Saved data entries
|---|

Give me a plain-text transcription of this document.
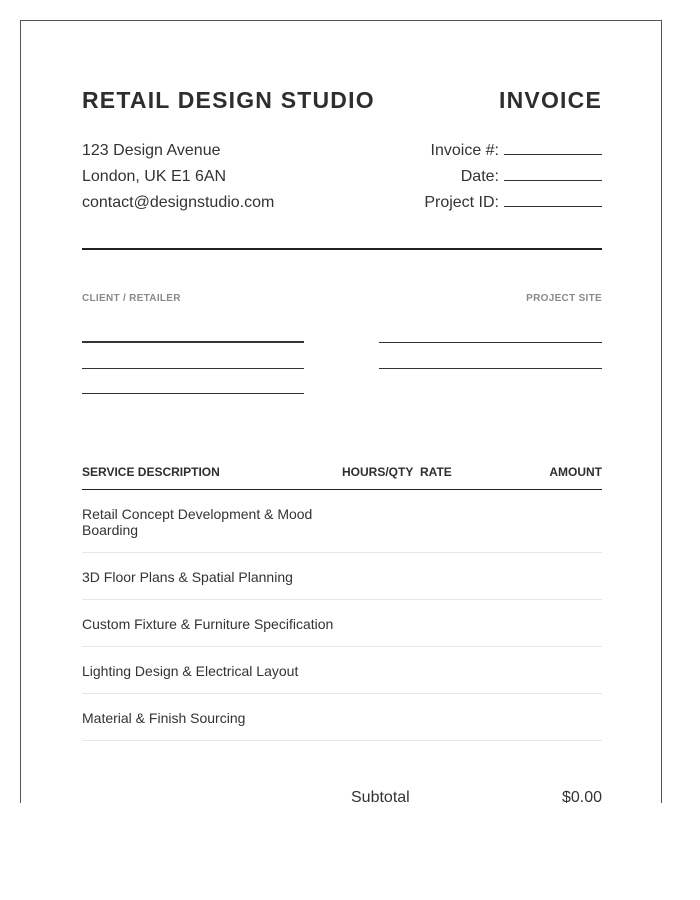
RETAIL DESIGN STUDIO	INVOICE
123 Design Avenue
London, UK E1 6AN
contact@designstudio.com
Invoice #:
Date:
Project ID:
CLIENT / RETAILER	PROJECT SITE
SERVICE DESCRIPTION	HOURS/QTY RATE	AMOUNT
Retail Concept Development & Mood Boarding
3D Floor Plans & Spatial Planning
Custom Fixture & Furniture Specification
Lighting Design & Electrical Layout
Material & Finish Sourcing
Subtotal	$0.00
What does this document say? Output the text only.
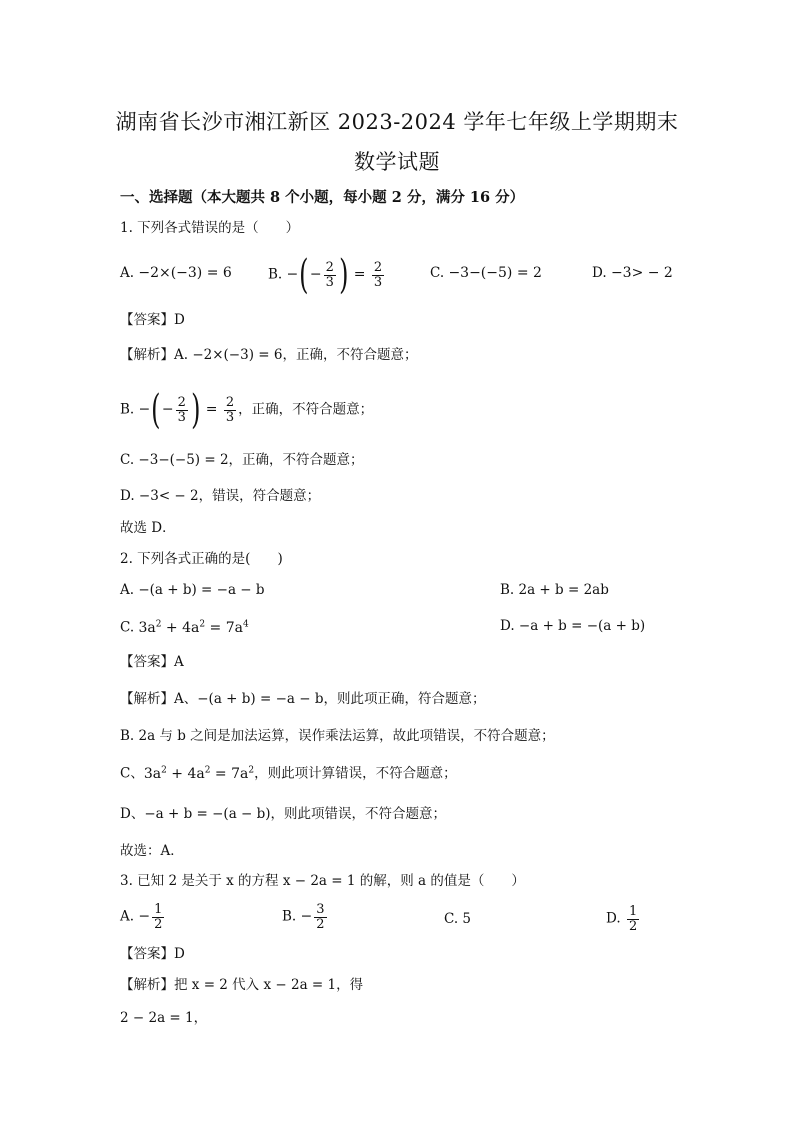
湖南省长沙市湘江新区 2023-2024 学年七年级上学期期末
数学试题
一、选择题（本大题共 8 个小题，每小题 2 分，满分 16 分）
1. 下列各式错误的是（　　）
A. −2×(−3) = 6	B. −(− $\frac{2}{3}$ ) = $\frac{2}{3}$	C. −3−(−5) = 2	D. −3> − 2
【答案】D
【解析】A. −2×(−3) = 6，正确，不符合题意；
B. −(− $\frac{2}{3}$ ) = $\frac{2}{3}$ ，正确，不符合题意；
C. −3−(−5) = 2，正确，不符合题意；
D. −3< − 2，错误，符合题意；
故选 D．
2. 下列各式正确的是(　　)
A. −(a + b) = −a − b	B. 2a + b = 2ab
C. $3a^2 + 4a^2 = 7a^4$	D. −a + b = −(a + b)
【答案】A
【解析】A、−(a + b) = −a − b，则此项正确，符合题意；
B. 2a 与 b 之间是加法运算，误作乘法运算，故此项错误，不符合题意；
C、$3a^2 + 4a^2 = 7a^2$，则此项计算错误，不符合题意；
D、−a + b = −(a − b)，则此项错误，不符合题意；
故选：A．
3. 已知 2 是关于 x 的方程 x − 2a = 1 的解，则 a 的值是（　　）
A. − $\frac{1}{2}$	B. − $\frac{3}{2}$	C. 5	D. $\frac{1}{2}$
【答案】D
【解析】把 x = 2 代入 x − 2a = 1，得
2 − 2a = 1，
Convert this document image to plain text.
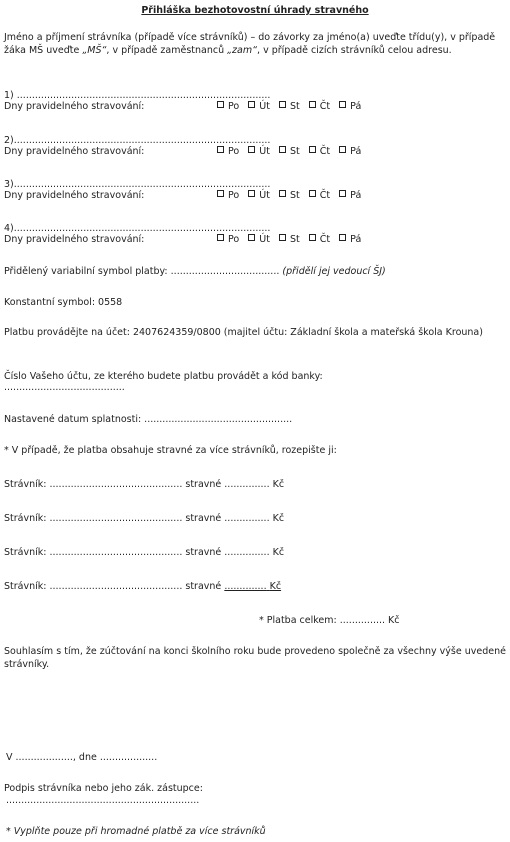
Přihláška bezhotovostní úhrady stravného
Jméno a příjmení strávníka (případě více strávníků) – do závorky za jméno(a) uveďte třídu(y), v případě žáka MŠ uveďte „MŠ“, v případě zaměstnanců „zam“, v případě cizích strávníků celou adresu.
1) ....................................................................................
Dny pravidelného stravování:	Po Út St Čt Pá
2).....................................................................................
Dny pravidelného stravování:	Po Út St Čt Pá
3).....................................................................................
Dny pravidelného stravování:	Po Út St Čt Pá
4).....................................................................................
Dny pravidelného stravování:	Po Út St Čt Pá
Přidělený variabilní symbol platby: .................................... (přidělí jej vedoucí ŠJ)
Konstantní symbol: 0558
Platbu provádějte na účet: 2407624359/0800 (majitel účtu: Základní škola a mateřská škola Krouna)
Číslo Vašeho účtu, ze kterého budete platbu provádět a kód banky:
........................................
Nastavené datum splatnosti: .................................................
* V případě, že platba obsahuje stravné za více strávníků, rozepište ji:
Strávník: ............................................ stravné ............... Kč
Strávník: ............................................ stravné ............... Kč
Strávník: ............................................ stravné ............... Kč
Strávník: ............................................ stravné .............. Kč
* Platba celkem: ............... Kč
Souhlasím s tím, že zúčtování na konci školního roku bude provedeno společně za všechny výše uvedené strávníky.
V ..................., dne ...................
Podpis strávníka nebo jeho zák. zástupce:
................................................................
* Vyplňte pouze při hromadné platbě za více strávníků
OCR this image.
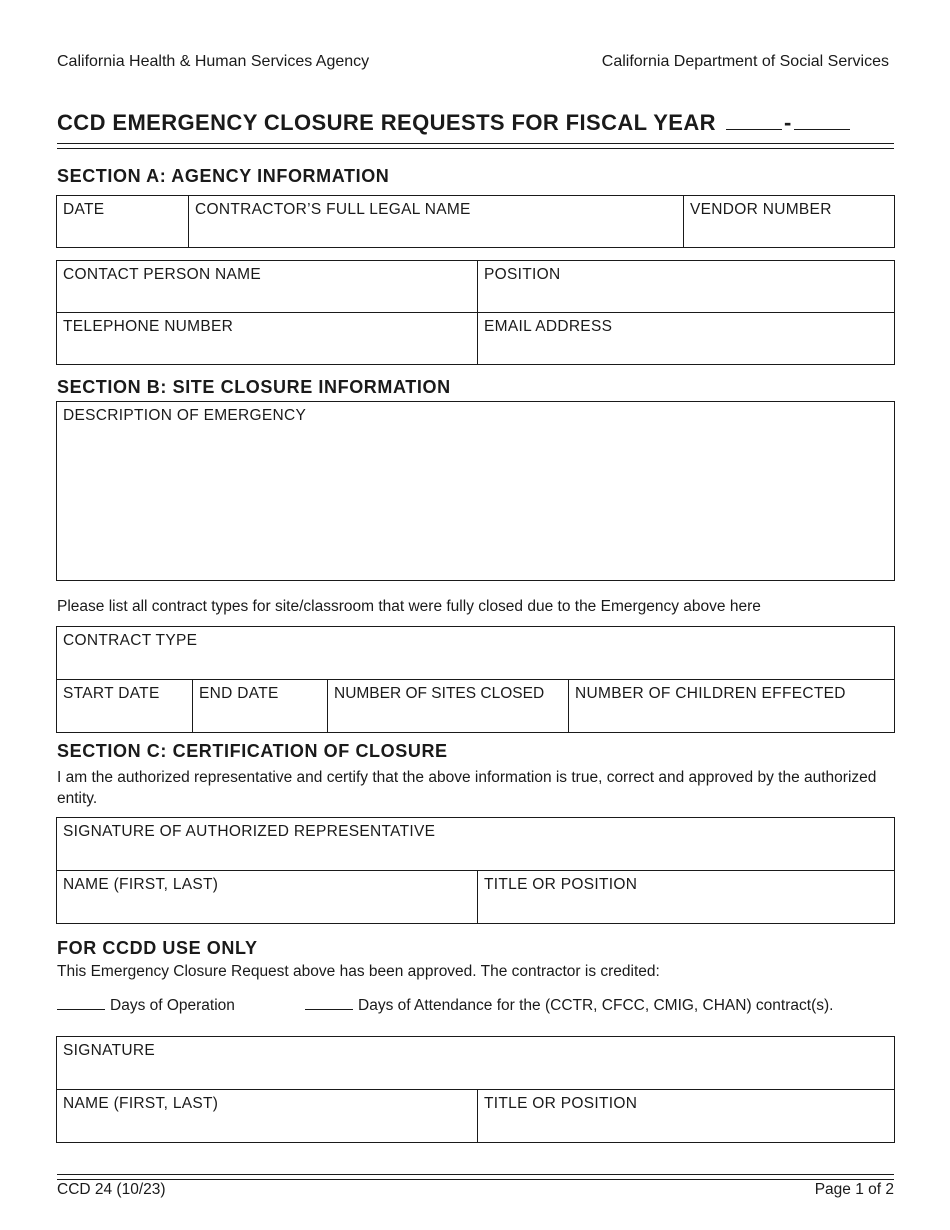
California Health & Human Services Agency	California Department of Social Services
CCD EMERGENCY CLOSURE REQUESTS FOR FISCAL YEAR	-
SECTION A: AGENCY INFORMATION
DATE	CONTRACTOR’S FULL LEGAL NAME	VENDOR NUMBER
CONTACT PERSON NAME	POSITION
TELEPHONE NUMBER	EMAIL ADDRESS
SECTION B: SITE CLOSURE INFORMATION
DESCRIPTION OF EMERGENCY
Please list all contract types for site/classroom that were fully closed due to the Emergency above here
CONTRACT TYPE
START DATE	END DATE	NUMBER OF SITES CLOSED	NUMBER OF CHILDREN EFFECTED
SECTION C: CERTIFICATION OF CLOSURE
I am the authorized representative and certify that the above information is true, correct and approved by the authorized entity.
SIGNATURE OF AUTHORIZED REPRESENTATIVE
NAME (FIRST, LAST)	TITLE OR POSITION
FOR CCDD USE ONLY
This Emergency Closure Request above has been approved. The contractor is credited:
Days of Operation	Days of Attendance for the (CCTR, CFCC, CMIG, CHAN) contract(s).
SIGNATURE
NAME (FIRST, LAST)	TITLE OR POSITION
CCD 24 (10/23)	Page 1 of 2
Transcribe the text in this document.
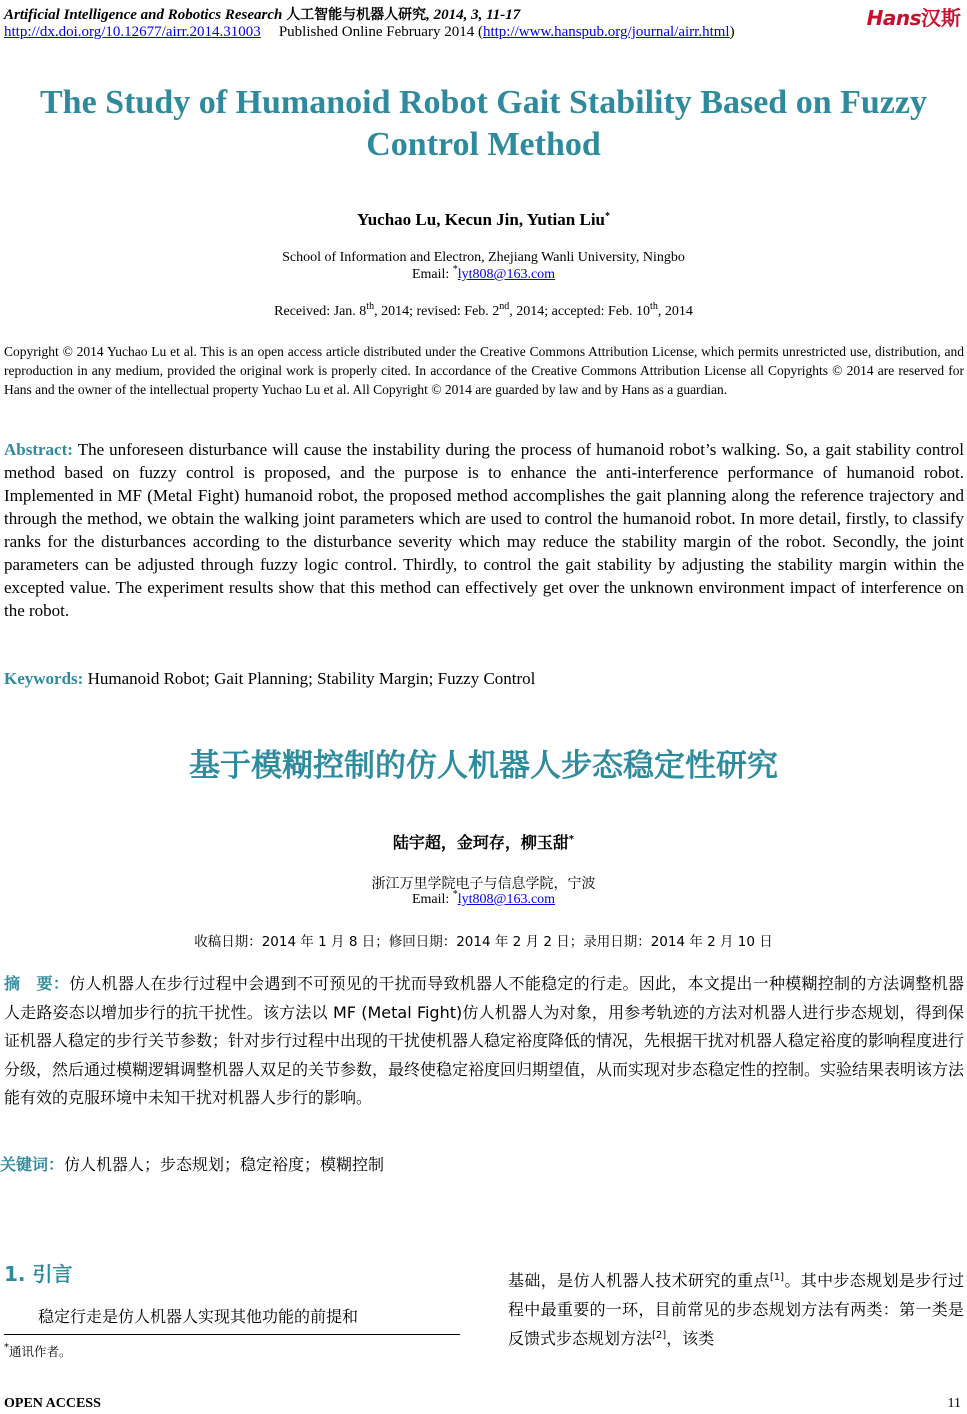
Artificial Intelligence and Robotics Research 人工智能与机器人研究, 2014, 3, 11-17	Hans汉斯
http://dx.doi.org/10.12677/airr.2014.31003 Published Online February 2014 (http://www.hanspub.org/journal/airr.html)
The Study of Humanoid Robot Gait Stability Based on Fuzzy Control Method
Yuchao Lu, Kecun Jin, Yutian Liu*
School of Information and Electron, Zhejiang Wanli University, Ningbo
Email: *lyt808@163.com
Received: Jan. 8th, 2014; revised: Feb. 2nd, 2014; accepted: Feb. 10th, 2014
Copyright © 2014 Yuchao Lu et al. This is an open access article distributed under the Creative Commons Attribution License, which permits unrestricted use, distribution, and reproduction in any medium, provided the original work is properly cited. In accordance of the Creative Commons Attribution License all Copyrights © 2014 are reserved for Hans and the owner of the intellectual property Yuchao Lu et al. All Copyright © 2014 are guarded by law and by Hans as a guardian.
Abstract: The unforeseen disturbance will cause the instability during the process of humanoid robot’s walking. So, a gait stability control method based on fuzzy control is proposed, and the purpose is to enhance the anti-interference performance of humanoid robot. Implemented in MF (Metal Fight) humanoid robot, the proposed method accomplishes the gait planning along the reference trajectory and through the method, we obtain the walking joint parameters which are used to control the humanoid robot. In more detail, firstly, to classify ranks for the disturbances according to the disturbance severity which may reduce the stability margin of the robot. Secondly, the joint parameters can be adjusted through fuzzy logic control. Thirdly, to control the gait stability by adjusting the stability margin within the excepted value. The experiment results show that this method can effectively get over the unknown environment impact of interference on the robot.
Keywords: Humanoid Robot; Gait Planning; Stability Margin; Fuzzy Control
基于模糊控制的仿人机器人步态稳定性研究
陆宇超，金珂存，柳玉甜*
浙江万里学院电子与信息学院，宁波
Email: *lyt808@163.com
收稿日期：2014 年 1 月 8 日；修回日期：2014 年 2 月 2 日；录用日期：2014 年 2 月 10 日
摘　要：仿人机器人在步行过程中会遇到不可预见的干扰而导致机器人不能稳定的行走。因此，本文提出一种模糊控制的方法调整机器人走路姿态以增加步行的抗干扰性。该方法以 MF (Metal Fight)仿人机器人为对象，用参考轨迹的方法对机器人进行步态规划，得到保证机器人稳定的步行关节参数；针对步行过程中出现的干扰使机器人稳定裕度降低的情况，先根据干扰对机器人稳定裕度的影响程度进行分级，然后通过模糊逻辑调整机器人双足的关节参数，最终使稳定裕度回归期望值，从而实现对步态稳定性的控制。实验结果表明该方法能有效的克服环境中未知干扰对机器人步行的影响。
关键词：仿人机器人；步态规划；稳定裕度；模糊控制
1. 引言
稳定行走是仿人机器人实现其他功能的前提和
*通讯作者。
基础，是仿人机器人技术研究的重点[1]。其中步态规划是步行过程中最重要的一环，目前常见的步态规划方法有两类：第一类是反馈式步态规划方法[2]，该类
OPEN ACCESS	11
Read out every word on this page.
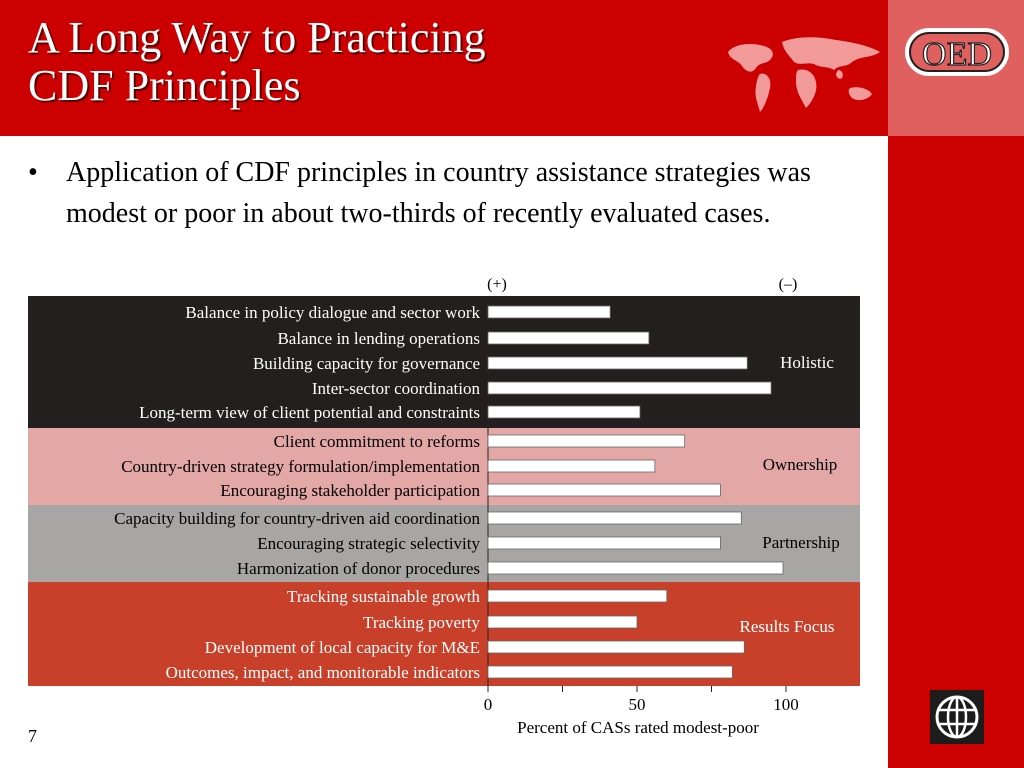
A Long Way to Practicing
CDF Principles
OED
•	Application of CDF principles in country assistance strategies was modest or poor in about two-thirds of recently evaluated cases.
Balance in policy dialogue and sector work
Balance in lending operations
Building capacity for governance
Inter-sector coordination
Long-term view of client potential and constraints
Holistic
Client commitment to reforms
Country-driven strategy formulation/implementation
Encouraging stakeholder participation
Ownership
Capacity building for country-driven aid coordination
Encouraging strategic selectivity
Harmonization of donor procedures
Partnership
Tracking sustainable growth
Tracking poverty
Development of local capacity for M&E
Outcomes, impact, and monitorable indicators
Results Focus
0	50	100
Percent of CASs rated modest-poor
(+)	(–)
7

|---|

Goal.
Copy each line of the entries that includes the word "Tracking".

The response.
Tracking sustainable growth
Tracking poverty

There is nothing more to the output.